#### DATA ####

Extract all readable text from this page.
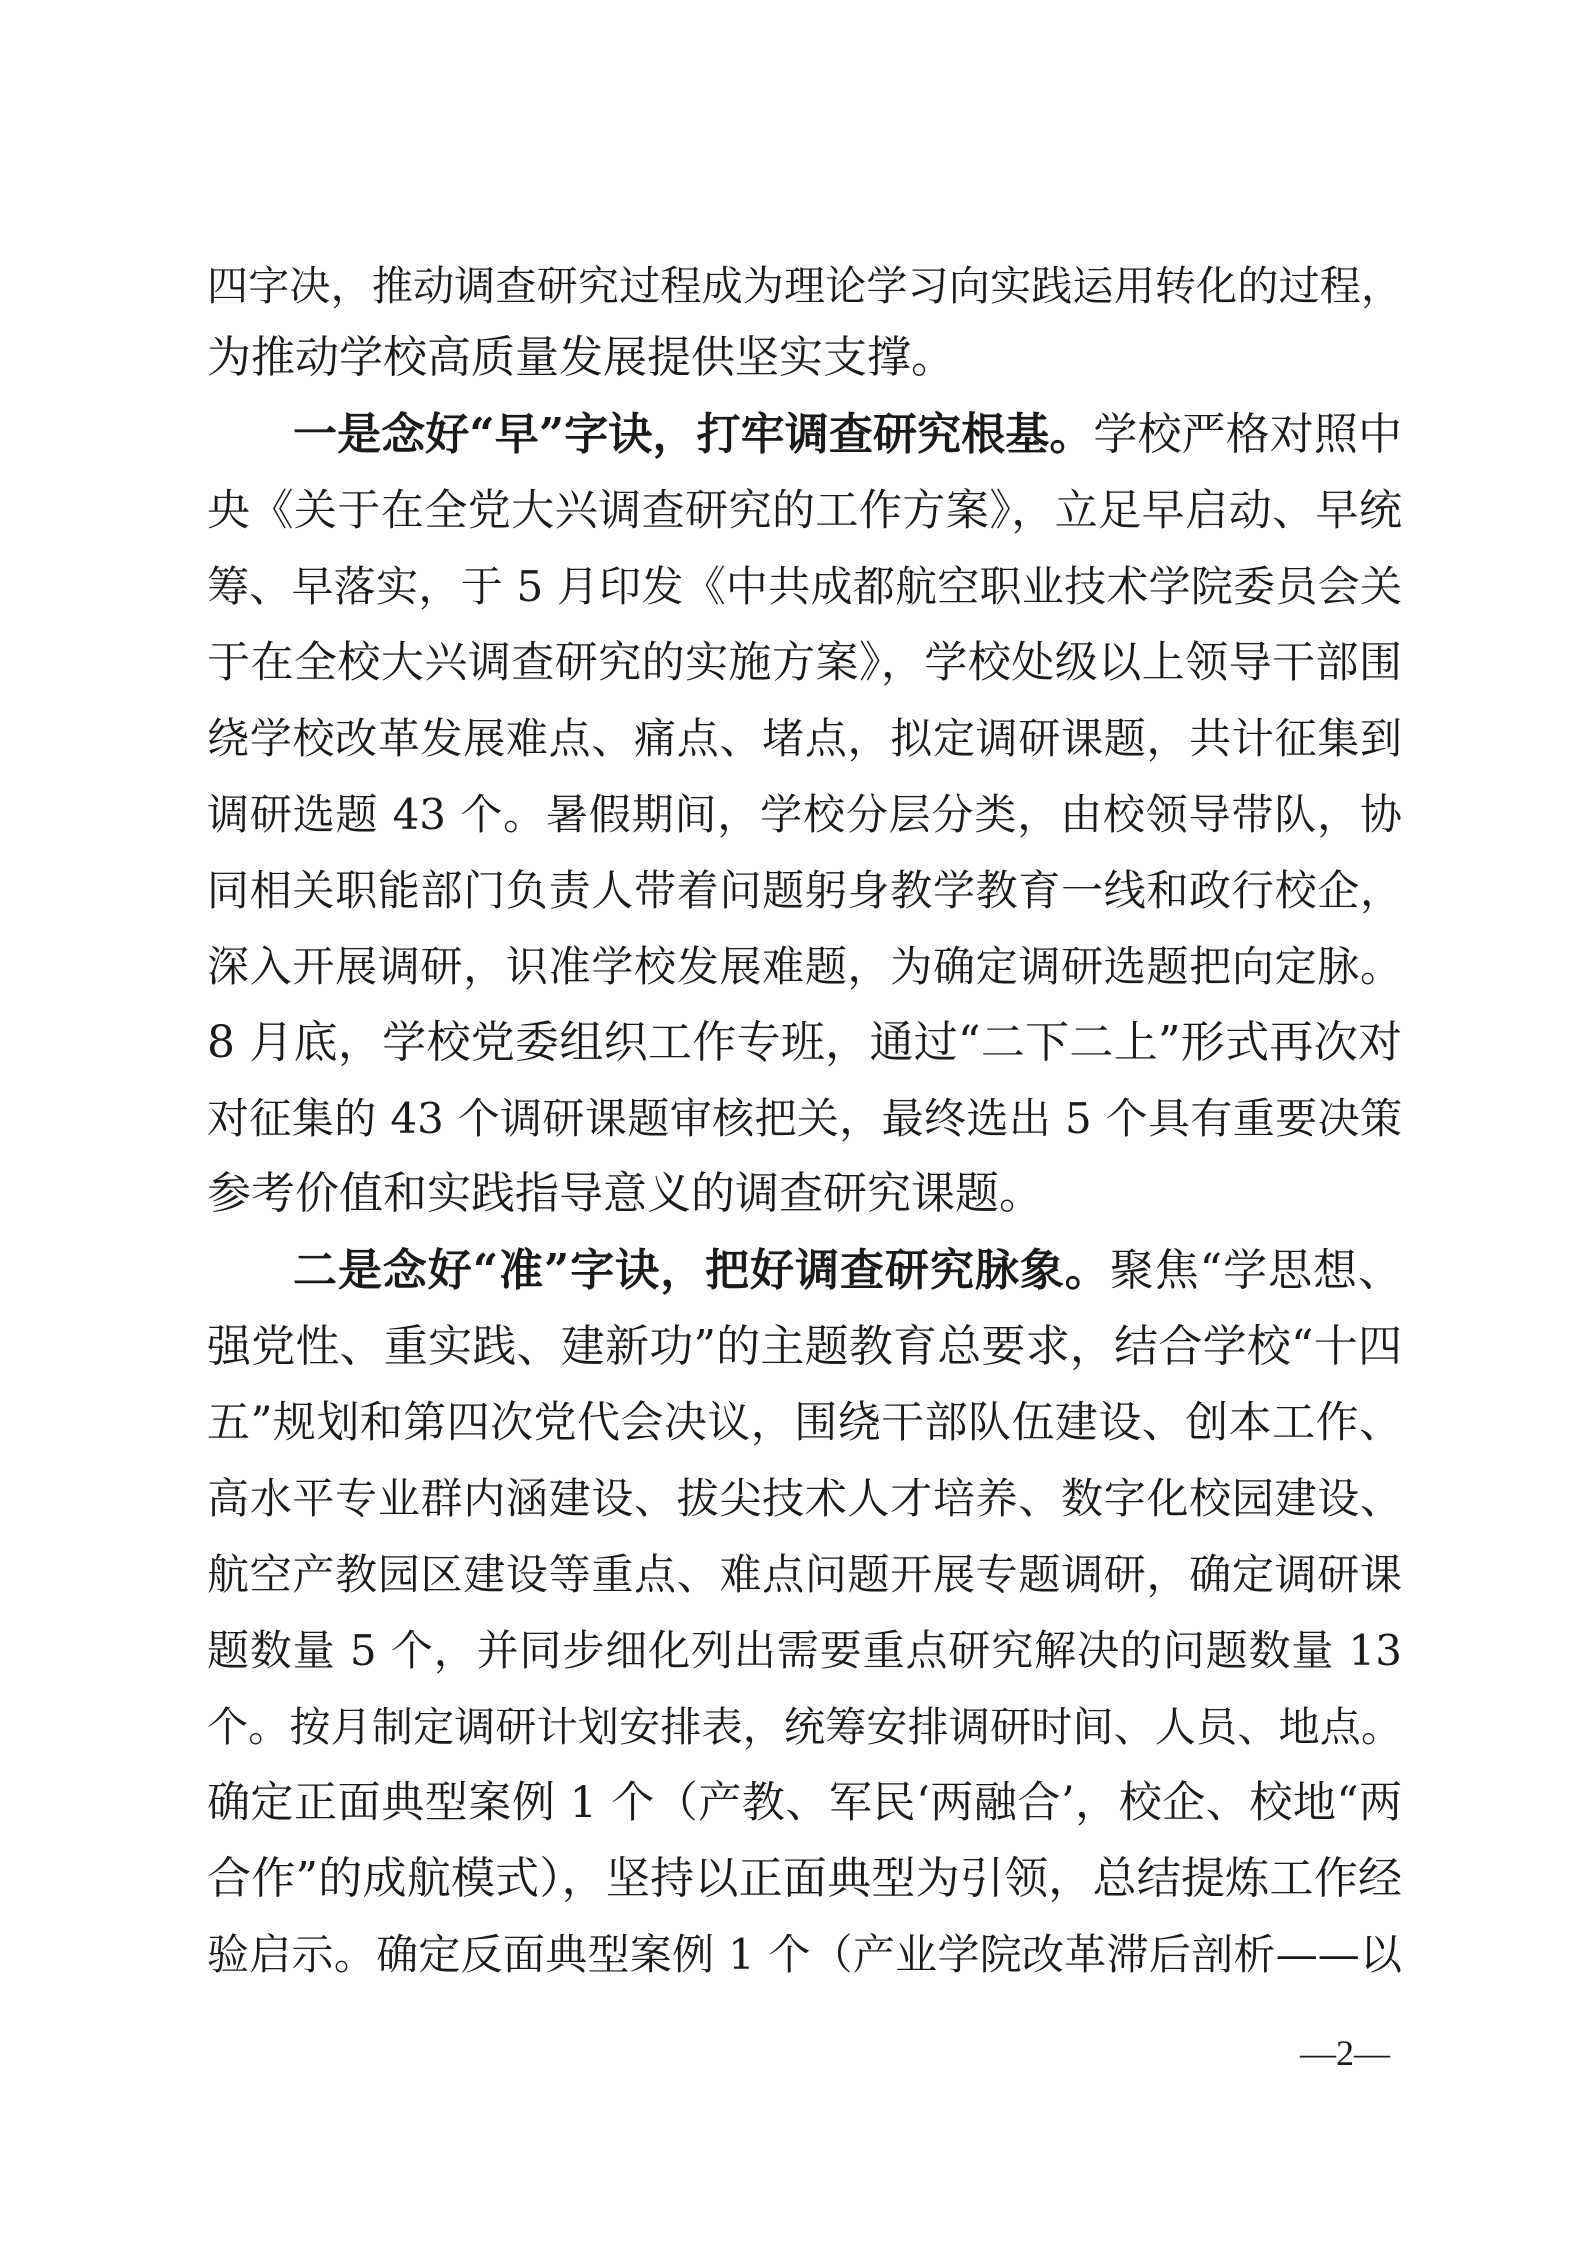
四字决，推动调查研究过程成为理论学习向实践运用转化的过程，
为推动学校高质量发展提供坚实支撑。
一是念好“早”字诀，打牢调查研究根基。学校严格对照中
央《关于在全党大兴调查研究的工作方案》，立足早启动、早统
筹、早落实，于 5 月印发《中共成都航空职业技术学院委员会关
于在全校大兴调查研究的实施方案》，学校处级以上领导干部围
绕学校改革发展难点、痛点、堵点，拟定调研课题，共计征集到
调研选题 43 个。暑假期间，学校分层分类，由校领导带队，协
同相关职能部门负责人带着问题躬身教学教育一线和政行校企，
深入开展调研，识准学校发展难题，为确定调研选题把向定脉。
8 月底，学校党委组织工作专班，通过“二下二上”形式再次对
对征集的 43 个调研课题审核把关，最终选出 5 个具有重要决策
参考价值和实践指导意义的调查研究课题。
二是念好“准”字诀，把好调查研究脉象。聚焦“学思想、
强党性、重实践、建新功”的主题教育总要求，结合学校“十四
五”规划和第四次党代会决议，围绕干部队伍建设、创本工作、
高水平专业群内涵建设、拔尖技术人才培养、数字化校园建设、
航空产教园区建设等重点、难点问题开展专题调研，确定调研课
题数量 5 个，并同步细化列出需要重点研究解决的问题数量 13
个。按月制定调研计划安排表，统筹安排调研时间、人员、地点。
确定正面典型案例 1 个（产教、军民‘两融合’，校企、校地“两
合作”的成航模式），坚持以正面典型为引领，总结提炼工作经
验启示。确定反面典型案例 1 个（产业学院改革滞后剖析——以
—2—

####

> YOUR GOAL:
Word for word, quote the full listing, omitting every picture.

> OUTPUT OF THE EXERCISE:
Extract all readable text from this page.
四字决，推动调查研究过程成为理论学习向实践运用转化的过程，
为推动学校高质量发展提供坚实支撑。
一是念好“早”字诀，打牢调查研究根基。学校严格对照中
央《关于在全党大兴调查研究的工作方案》，立足早启动、早统
筹、早落实，于 5 月印发《中共成都航空职业技术学院委员会关
于在全校大兴调查研究的实施方案》，学校处级以上领导干部围
绕学校改革发展难点、痛点、堵点，拟定调研课题，共计征集到
调研选题 43 个。暑假期间，学校分层分类，由校领导带队，协
同相关职能部门负责人带着问题躬身教学教育一线和政行校企，
深入开展调研，识准学校发展难题，为确定调研选题把向定脉。
8 月底，学校党委组织工作专班，通过“二下二上”形式再次对
对征集的 43 个调研课题审核把关，最终选出 5 个具有重要决策
参考价值和实践指导意义的调查研究课题。
二是念好“准”字诀，把好调查研究脉象。聚焦“学思想、
强党性、重实践、建新功”的主题教育总要求，结合学校“十四
五”规划和第四次党代会决议，围绕干部队伍建设、创本工作、
高水平专业群内涵建设、拔尖技术人才培养、数字化校园建设、
航空产教园区建设等重点、难点问题开展专题调研，确定调研课
题数量 5 个，并同步细化列出需要重点研究解决的问题数量 13
个。按月制定调研计划安排表，统筹安排调研时间、人员、地点。
确定正面典型案例 1 个（产教、军民‘两融合’，校企、校地“两
合作”的成航模式），坚持以正面典型为引领，总结提炼工作经
验启示。确定反面典型案例 1 个（产业学院改革滞后剖析——以
—2—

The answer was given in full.